* TO BE DONE *
Using the material that follows, identify and copy each line with the string "array".

* RECORDS FOR PROCESSING *
<<<<

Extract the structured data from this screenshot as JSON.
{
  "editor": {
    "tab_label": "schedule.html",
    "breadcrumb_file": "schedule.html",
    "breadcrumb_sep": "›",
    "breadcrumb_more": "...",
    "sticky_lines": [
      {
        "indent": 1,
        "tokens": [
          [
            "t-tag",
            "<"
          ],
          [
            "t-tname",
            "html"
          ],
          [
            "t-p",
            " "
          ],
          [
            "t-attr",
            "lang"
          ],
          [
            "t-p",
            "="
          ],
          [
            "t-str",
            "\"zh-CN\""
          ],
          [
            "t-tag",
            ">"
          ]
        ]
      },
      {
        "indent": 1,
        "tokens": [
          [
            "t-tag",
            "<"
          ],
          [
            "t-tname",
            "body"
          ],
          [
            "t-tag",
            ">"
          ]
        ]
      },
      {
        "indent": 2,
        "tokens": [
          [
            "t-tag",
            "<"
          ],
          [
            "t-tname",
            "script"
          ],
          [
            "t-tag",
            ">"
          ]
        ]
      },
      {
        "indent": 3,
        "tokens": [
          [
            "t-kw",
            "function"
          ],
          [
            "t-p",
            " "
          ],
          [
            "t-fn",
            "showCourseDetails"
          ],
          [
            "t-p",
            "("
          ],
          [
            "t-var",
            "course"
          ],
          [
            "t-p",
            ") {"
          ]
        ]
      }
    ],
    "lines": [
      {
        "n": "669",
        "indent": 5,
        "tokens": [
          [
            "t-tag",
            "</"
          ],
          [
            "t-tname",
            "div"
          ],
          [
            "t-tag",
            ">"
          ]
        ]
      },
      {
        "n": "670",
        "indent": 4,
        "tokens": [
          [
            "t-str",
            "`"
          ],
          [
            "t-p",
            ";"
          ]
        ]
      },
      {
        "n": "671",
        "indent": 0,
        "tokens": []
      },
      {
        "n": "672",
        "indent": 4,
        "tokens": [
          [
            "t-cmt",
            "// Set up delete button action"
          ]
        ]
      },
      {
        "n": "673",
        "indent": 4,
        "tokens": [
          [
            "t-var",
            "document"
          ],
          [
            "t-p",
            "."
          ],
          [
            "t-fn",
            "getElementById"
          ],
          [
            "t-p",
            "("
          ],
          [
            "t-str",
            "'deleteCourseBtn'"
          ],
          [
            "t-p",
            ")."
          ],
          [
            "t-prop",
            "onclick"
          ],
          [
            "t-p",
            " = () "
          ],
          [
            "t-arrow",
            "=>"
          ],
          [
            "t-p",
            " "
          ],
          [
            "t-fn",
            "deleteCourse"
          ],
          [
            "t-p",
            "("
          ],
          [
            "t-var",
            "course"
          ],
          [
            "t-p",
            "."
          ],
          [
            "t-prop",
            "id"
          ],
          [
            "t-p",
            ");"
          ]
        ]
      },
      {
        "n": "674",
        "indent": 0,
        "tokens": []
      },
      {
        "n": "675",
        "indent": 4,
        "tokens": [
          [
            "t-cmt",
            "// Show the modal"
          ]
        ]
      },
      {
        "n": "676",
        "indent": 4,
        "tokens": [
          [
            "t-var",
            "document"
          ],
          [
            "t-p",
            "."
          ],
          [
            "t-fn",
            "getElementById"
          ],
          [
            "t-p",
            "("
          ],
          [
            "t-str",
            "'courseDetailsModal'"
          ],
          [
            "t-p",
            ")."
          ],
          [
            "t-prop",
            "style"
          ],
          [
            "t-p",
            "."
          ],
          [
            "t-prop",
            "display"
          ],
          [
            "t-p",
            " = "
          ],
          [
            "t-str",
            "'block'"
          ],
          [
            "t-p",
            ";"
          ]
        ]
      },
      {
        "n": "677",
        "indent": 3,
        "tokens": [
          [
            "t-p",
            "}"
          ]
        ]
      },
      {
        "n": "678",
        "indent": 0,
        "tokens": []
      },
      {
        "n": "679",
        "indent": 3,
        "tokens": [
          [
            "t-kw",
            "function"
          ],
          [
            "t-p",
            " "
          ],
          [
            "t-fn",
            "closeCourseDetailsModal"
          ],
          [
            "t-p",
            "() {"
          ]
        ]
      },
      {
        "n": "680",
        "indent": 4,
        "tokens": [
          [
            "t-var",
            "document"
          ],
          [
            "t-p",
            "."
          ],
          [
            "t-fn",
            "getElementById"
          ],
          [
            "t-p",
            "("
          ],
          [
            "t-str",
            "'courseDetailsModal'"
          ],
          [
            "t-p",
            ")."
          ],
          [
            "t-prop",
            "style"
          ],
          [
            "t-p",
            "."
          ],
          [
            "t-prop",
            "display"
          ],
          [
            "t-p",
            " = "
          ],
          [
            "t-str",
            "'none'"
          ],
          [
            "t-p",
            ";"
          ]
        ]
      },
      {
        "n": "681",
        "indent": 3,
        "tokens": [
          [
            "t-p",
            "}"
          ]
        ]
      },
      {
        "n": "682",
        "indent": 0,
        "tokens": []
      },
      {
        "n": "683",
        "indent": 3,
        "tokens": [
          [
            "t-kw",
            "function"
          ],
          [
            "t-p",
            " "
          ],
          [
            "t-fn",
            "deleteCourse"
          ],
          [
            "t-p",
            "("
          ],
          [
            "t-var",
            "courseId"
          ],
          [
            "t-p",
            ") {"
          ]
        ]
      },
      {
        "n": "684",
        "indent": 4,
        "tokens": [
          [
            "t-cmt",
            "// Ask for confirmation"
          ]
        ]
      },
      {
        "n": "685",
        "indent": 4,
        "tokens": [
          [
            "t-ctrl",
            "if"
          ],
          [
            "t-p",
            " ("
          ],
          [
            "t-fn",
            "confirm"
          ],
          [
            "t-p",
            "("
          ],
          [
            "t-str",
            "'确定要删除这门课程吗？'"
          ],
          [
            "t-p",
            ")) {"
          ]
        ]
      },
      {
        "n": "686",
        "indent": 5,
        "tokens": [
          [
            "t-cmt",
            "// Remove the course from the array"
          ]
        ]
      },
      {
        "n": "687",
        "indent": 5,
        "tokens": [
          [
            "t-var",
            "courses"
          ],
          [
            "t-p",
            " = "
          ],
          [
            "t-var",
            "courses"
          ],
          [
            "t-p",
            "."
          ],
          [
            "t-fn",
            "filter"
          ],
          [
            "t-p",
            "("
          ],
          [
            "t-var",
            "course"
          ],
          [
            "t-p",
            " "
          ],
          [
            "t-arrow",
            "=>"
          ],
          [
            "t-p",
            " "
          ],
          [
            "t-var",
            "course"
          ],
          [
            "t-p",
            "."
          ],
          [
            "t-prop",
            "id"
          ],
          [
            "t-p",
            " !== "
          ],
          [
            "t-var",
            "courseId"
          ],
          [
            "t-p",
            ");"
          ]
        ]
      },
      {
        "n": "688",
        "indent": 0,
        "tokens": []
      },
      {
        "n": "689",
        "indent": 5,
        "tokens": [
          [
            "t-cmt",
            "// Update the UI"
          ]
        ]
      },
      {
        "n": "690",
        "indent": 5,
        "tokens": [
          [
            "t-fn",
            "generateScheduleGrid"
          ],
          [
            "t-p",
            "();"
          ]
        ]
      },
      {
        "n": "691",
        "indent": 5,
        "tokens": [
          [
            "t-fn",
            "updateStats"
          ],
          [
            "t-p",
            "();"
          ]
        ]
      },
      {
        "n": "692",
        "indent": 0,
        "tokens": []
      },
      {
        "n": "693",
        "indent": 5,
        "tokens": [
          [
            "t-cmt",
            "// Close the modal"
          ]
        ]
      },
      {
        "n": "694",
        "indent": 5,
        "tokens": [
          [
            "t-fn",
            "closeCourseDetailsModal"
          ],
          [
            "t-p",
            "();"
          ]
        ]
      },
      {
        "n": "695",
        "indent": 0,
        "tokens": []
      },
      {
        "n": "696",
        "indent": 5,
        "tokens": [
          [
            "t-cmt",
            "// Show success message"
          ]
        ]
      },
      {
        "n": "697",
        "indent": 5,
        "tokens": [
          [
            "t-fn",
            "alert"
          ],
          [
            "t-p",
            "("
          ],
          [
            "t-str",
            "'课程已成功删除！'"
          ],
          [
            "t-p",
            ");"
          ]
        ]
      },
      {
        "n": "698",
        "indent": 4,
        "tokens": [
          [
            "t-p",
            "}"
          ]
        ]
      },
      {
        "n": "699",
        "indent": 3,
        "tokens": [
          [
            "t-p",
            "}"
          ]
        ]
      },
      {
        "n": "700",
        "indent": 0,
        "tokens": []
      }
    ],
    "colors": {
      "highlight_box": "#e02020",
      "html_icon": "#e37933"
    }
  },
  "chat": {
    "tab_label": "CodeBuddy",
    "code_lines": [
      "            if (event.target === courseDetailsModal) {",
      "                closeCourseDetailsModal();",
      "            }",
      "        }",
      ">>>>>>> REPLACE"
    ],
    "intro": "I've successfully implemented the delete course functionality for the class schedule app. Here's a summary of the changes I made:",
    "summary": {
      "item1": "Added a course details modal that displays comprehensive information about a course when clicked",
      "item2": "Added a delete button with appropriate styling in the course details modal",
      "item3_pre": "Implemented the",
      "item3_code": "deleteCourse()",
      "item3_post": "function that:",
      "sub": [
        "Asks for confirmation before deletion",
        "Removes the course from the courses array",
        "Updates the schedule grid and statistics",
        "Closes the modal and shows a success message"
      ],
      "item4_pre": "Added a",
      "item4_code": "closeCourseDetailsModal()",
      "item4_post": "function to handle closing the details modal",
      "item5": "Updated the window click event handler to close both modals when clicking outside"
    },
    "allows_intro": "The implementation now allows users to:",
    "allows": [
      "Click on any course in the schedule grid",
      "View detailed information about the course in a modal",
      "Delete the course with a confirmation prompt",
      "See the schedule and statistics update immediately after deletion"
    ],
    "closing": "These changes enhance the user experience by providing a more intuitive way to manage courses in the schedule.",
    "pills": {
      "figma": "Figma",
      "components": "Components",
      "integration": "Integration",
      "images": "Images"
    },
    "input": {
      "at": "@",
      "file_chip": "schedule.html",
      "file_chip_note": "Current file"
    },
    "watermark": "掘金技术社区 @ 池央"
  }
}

>>>>

* EXERCISE SOLUTION *
            "// Remove the course from the array"
        "Removes the course from the courses array",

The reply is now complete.